* **RECORDS FOR THE TASK**:
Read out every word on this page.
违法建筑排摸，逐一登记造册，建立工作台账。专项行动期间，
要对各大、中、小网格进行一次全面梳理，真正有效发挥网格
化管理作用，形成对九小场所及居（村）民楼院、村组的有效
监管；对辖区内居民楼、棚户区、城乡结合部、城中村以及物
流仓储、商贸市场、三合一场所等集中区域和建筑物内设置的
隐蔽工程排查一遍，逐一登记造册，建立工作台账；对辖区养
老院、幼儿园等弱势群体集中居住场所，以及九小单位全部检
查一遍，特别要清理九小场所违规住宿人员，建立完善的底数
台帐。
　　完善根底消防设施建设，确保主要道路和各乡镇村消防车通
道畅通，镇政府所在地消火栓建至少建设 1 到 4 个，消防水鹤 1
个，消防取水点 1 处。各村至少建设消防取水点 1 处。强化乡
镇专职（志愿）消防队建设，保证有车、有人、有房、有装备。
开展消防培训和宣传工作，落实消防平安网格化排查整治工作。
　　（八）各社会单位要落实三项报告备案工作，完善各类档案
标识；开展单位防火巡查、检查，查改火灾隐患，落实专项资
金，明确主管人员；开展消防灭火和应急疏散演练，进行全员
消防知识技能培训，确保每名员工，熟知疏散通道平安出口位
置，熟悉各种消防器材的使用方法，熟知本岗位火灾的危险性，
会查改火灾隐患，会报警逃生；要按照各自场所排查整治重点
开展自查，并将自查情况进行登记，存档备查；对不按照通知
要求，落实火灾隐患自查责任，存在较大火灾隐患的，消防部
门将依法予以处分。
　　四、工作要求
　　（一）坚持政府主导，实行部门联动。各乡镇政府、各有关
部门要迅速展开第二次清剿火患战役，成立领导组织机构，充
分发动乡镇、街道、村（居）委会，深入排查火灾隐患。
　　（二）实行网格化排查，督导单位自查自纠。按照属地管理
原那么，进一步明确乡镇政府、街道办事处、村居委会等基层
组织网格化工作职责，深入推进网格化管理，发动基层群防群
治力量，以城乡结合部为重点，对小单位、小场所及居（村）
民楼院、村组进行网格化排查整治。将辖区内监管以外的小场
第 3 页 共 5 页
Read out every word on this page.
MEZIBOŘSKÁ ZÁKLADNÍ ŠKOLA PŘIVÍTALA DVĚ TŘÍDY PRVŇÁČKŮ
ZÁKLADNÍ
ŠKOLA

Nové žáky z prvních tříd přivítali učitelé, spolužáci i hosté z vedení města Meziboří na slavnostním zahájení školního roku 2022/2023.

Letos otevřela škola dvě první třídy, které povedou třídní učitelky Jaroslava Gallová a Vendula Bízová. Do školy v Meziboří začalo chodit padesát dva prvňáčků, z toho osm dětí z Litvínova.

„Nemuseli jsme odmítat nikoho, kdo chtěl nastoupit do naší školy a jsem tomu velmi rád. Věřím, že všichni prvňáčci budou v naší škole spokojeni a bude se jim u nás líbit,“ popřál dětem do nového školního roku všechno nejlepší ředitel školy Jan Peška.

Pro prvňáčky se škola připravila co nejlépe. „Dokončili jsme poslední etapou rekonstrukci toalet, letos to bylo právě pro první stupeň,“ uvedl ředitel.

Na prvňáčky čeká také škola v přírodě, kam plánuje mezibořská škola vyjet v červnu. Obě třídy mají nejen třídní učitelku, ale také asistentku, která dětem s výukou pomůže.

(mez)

* **DESCRIPTION OF THE TASK**: Make an exact copy of every line in the data.

* **ANSWER IN FULL**:
Read out every word on this page.
违法建筑排摸，逐一登记造册，建立工作台账。专项行动期间，
要对各大、中、小网格进行一次全面梳理，真正有效发挥网格
化管理作用，形成对九小场所及居（村）民楼院、村组的有效
监管；对辖区内居民楼、棚户区、城乡结合部、城中村以及物
流仓储、商贸市场、三合一场所等集中区域和建筑物内设置的
隐蔽工程排查一遍，逐一登记造册，建立工作台账；对辖区养
老院、幼儿园等弱势群体集中居住场所，以及九小单位全部检
查一遍，特别要清理九小场所违规住宿人员，建立完善的底数
台帐。
　　完善根底消防设施建设，确保主要道路和各乡镇村消防车通
道畅通，镇政府所在地消火栓建至少建设 1 到 4 个，消防水鹤 1
个，消防取水点 1 处。各村至少建设消防取水点 1 处。强化乡
镇专职（志愿）消防队建设，保证有车、有人、有房、有装备。
开展消防培训和宣传工作，落实消防平安网格化排查整治工作。
　　（八）各社会单位要落实三项报告备案工作，完善各类档案
标识；开展单位防火巡查、检查，查改火灾隐患，落实专项资
金，明确主管人员；开展消防灭火和应急疏散演练，进行全员
消防知识技能培训，确保每名员工，熟知疏散通道平安出口位
置，熟悉各种消防器材的使用方法，熟知本岗位火灾的危险性，
会查改火灾隐患，会报警逃生；要按照各自场所排查整治重点
开展自查，并将自查情况进行登记，存档备查；对不按照通知
要求，落实火灾隐患自查责任，存在较大火灾隐患的，消防部
门将依法予以处分。
　　四、工作要求
　　（一）坚持政府主导，实行部门联动。各乡镇政府、各有关
部门要迅速展开第二次清剿火患战役，成立领导组织机构，充
分发动乡镇、街道、村（居）委会，深入排查火灾隐患。
　　（二）实行网格化排查，督导单位自查自纠。按照属地管理
原那么，进一步明确乡镇政府、街道办事处、村居委会等基层
组织网格化工作职责，深入推进网格化管理，发动基层群防群
治力量，以城乡结合部为重点，对小单位、小场所及居（村）
民楼院、村组进行网格化排查整治。将辖区内监管以外的小场
第 3 页 共 5 页
Read out every word on this page.
MEZIBOŘSKÁ ZÁKLADNÍ ŠKOLA PŘIVÍTALA DVĚ TŘÍDY PRVŇÁČKŮ
ZÁKLADNÍ
ŠKOLA

Nové žáky z prvních tříd přivítali učitelé, spolužáci i hosté z vedení města Meziboří na slavnostním zahájení školního roku 2022/2023.

Letos otevřela škola dvě první třídy, které povedou třídní učitelky Jaroslava Gallová a Vendula Bízová. Do školy v Meziboří začalo chodit padesát dva prvňáčků, z toho osm dětí z Litvínova.

„Nemuseli jsme odmítat nikoho, kdo chtěl nastoupit do naší školy a jsem tomu velmi rád. Věřím, že všichni prvňáčci budou v naší škole spokojeni a bude se jim u nás líbit,“ popřál dětem do nového školního roku všechno nejlepší ředitel školy Jan Peška.

Pro prvňáčky se škola připravila co nejlépe. „Dokončili jsme poslední etapou rekonstrukci toalet, letos to bylo právě pro první stupeň,“ uvedl ředitel.

Na prvňáčky čeká také škola v přírodě, kam plánuje mezibořská škola vyjet v červnu. Obě třídy mají nejen třídní učitelku, ale také asistentku, která dětem s výukou pomůže.

(mez)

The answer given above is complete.